+++ Supplied entries

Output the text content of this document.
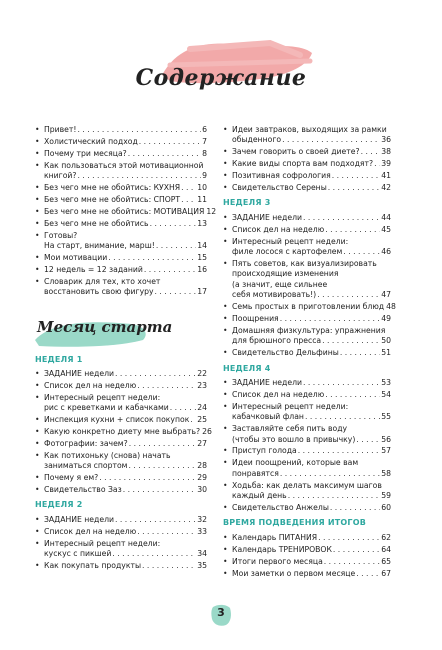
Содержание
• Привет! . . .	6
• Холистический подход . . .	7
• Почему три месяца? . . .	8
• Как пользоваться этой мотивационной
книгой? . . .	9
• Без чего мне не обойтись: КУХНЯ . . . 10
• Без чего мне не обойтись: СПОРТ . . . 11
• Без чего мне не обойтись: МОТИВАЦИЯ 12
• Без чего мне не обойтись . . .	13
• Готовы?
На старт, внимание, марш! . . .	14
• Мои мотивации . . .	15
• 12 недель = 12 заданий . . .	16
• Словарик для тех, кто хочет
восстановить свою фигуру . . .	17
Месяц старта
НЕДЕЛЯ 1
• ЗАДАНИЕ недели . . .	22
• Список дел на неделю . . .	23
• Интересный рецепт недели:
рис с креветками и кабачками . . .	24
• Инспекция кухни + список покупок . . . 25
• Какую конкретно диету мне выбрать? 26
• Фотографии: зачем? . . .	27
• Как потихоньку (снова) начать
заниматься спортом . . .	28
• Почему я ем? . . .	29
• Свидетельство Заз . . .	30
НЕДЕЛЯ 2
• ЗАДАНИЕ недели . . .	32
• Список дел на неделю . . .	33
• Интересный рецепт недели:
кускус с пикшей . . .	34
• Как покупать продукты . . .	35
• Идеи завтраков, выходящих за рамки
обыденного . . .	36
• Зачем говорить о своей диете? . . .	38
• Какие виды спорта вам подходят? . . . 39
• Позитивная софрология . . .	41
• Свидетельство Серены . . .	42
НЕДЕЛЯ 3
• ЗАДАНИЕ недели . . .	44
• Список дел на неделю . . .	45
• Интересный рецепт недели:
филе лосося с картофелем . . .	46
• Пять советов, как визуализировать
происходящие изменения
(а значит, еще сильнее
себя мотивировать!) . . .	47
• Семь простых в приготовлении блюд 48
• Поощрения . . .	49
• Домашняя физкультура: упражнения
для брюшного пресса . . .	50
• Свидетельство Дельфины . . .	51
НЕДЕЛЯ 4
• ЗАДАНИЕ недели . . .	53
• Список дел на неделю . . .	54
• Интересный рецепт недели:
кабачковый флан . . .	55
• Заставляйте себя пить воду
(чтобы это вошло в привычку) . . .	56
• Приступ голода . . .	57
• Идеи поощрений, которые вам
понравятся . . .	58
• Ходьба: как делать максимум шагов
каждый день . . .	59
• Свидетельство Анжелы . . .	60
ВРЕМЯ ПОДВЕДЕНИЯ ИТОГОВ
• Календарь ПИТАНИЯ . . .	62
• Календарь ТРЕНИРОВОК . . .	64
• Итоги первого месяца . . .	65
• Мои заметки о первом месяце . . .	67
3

++++++
+++ Supplied entries

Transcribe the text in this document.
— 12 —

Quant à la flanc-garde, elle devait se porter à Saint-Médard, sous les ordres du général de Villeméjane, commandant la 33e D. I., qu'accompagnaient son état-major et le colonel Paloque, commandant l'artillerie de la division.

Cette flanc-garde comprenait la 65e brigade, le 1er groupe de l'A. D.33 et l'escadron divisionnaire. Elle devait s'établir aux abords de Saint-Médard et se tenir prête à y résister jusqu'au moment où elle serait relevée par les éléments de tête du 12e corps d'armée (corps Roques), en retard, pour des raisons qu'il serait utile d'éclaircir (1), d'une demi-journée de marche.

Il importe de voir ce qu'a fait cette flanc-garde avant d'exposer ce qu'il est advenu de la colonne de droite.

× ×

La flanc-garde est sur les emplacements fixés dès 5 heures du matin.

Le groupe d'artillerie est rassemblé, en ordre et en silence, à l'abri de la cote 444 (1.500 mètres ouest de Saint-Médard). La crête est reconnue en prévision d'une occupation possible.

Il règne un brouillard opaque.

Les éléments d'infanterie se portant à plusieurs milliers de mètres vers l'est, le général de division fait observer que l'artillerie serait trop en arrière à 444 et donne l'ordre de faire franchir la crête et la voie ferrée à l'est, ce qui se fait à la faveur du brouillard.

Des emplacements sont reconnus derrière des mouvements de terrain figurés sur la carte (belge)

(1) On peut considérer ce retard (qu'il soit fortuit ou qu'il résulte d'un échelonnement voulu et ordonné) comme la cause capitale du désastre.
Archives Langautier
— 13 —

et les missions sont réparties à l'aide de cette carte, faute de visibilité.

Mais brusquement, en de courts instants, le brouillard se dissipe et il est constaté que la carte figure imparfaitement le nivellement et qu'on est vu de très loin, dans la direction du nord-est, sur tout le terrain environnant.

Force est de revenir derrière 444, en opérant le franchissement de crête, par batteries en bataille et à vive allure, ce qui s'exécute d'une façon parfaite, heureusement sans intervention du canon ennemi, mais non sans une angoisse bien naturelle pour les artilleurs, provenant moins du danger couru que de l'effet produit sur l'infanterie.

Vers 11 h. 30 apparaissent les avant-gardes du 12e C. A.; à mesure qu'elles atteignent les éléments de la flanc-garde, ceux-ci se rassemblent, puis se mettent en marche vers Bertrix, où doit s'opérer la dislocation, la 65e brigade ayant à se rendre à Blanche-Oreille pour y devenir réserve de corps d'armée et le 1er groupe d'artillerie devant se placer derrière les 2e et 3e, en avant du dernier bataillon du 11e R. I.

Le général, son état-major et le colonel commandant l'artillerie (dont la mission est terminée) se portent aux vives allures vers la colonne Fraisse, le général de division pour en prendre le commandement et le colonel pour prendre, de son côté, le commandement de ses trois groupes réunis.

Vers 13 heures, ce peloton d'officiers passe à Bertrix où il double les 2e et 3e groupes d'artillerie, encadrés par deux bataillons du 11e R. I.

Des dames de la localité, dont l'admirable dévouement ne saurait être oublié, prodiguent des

++++++

**Given task**
Say how many lines of the data include the word "retard". Respond with the number alone.

**Correct result**
2